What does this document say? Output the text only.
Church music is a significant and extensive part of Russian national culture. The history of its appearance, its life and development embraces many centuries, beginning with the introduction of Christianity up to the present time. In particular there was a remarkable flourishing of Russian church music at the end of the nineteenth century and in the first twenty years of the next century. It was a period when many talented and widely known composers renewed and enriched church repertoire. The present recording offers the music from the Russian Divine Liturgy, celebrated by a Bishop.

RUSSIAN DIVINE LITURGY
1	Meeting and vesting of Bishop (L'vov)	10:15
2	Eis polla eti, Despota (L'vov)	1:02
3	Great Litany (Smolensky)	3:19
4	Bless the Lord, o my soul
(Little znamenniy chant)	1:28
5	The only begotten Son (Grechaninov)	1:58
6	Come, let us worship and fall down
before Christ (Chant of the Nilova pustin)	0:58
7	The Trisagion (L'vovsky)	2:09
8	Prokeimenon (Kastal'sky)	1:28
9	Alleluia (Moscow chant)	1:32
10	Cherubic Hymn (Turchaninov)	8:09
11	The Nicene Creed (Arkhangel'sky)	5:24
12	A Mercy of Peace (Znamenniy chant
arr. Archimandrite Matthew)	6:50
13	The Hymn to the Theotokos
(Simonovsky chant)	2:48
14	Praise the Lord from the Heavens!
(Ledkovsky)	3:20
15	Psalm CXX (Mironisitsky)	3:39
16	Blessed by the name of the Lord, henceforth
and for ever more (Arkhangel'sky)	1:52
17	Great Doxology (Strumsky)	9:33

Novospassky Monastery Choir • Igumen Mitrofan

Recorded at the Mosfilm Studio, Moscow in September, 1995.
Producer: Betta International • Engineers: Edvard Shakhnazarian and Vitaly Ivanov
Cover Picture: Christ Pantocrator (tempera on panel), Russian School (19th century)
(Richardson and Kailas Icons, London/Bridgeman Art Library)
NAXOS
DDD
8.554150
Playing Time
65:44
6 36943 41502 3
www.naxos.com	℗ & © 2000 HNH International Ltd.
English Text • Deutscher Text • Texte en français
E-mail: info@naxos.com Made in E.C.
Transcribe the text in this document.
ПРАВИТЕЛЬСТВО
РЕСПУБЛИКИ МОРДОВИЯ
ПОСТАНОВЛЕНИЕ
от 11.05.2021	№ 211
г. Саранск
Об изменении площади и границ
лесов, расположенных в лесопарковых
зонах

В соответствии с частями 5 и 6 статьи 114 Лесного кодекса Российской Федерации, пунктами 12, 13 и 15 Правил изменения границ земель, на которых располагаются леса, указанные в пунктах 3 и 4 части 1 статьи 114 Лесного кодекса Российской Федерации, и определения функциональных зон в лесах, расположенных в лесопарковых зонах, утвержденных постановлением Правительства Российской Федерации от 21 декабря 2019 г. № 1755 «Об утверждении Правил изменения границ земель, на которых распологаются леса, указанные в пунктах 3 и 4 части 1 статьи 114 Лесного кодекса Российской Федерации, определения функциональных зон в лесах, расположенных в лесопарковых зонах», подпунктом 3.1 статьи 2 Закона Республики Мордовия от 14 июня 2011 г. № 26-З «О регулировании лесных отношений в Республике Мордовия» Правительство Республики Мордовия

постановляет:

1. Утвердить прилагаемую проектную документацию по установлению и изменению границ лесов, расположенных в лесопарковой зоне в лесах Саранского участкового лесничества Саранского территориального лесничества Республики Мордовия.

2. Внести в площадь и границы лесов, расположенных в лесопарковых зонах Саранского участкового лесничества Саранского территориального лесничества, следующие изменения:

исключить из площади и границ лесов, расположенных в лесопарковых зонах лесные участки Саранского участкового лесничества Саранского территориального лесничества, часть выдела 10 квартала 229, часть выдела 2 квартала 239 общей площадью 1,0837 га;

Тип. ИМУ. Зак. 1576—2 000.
::::
#### Task requirements
Only the lines from the one containing "Transcribe the text in this document." through the end of the entries above belong in the answer; repeat them exactly.

#### Written solution
Transcribe the text in this document.
ПРАВИТЕЛЬСТВО
РЕСПУБЛИКИ МОРДОВИЯ
ПОСТАНОВЛЕНИЕ
от 11.05.2021	№ 211
г. Саранск
Об изменении площади и границ
лесов, расположенных в лесопарковых
зонах

В соответствии с частями 5 и 6 статьи 114 Лесного кодекса Российской Федерации, пунктами 12, 13 и 15 Правил изменения границ земель, на которых располагаются леса, указанные в пунктах 3 и 4 части 1 статьи 114 Лесного кодекса Российской Федерации, и определения функциональных зон в лесах, расположенных в лесопарковых зонах, утвержденных постановлением Правительства Российской Федерации от 21 декабря 2019 г. № 1755 «Об утверждении Правил изменения границ земель, на которых распологаются леса, указанные в пунктах 3 и 4 части 1 статьи 114 Лесного кодекса Российской Федерации, определения функциональных зон в лесах, расположенных в лесопарковых зонах», подпунктом 3.1 статьи 2 Закона Республики Мордовия от 14 июня 2011 г. № 26-З «О регулировании лесных отношений в Республике Мордовия» Правительство Республики Мордовия

постановляет:

1. Утвердить прилагаемую проектную документацию по установлению и изменению границ лесов, расположенных в лесопарковой зоне в лесах Саранского участкового лесничества Саранского территориального лесничества Республики Мордовия.

2. Внести в площадь и границы лесов, расположенных в лесопарковых зонах Саранского участкового лесничества Саранского территориального лесничества, следующие изменения:

исключить из площади и границ лесов, расположенных в лесопарковых зонах лесные участки Саранского участкового лесничества Саранского территориального лесничества, часть выдела 10 квартала 229, часть выдела 2 квартала 239 общей площадью 1,0837 га;

Тип. ИМУ. Зак. 1576—2 000.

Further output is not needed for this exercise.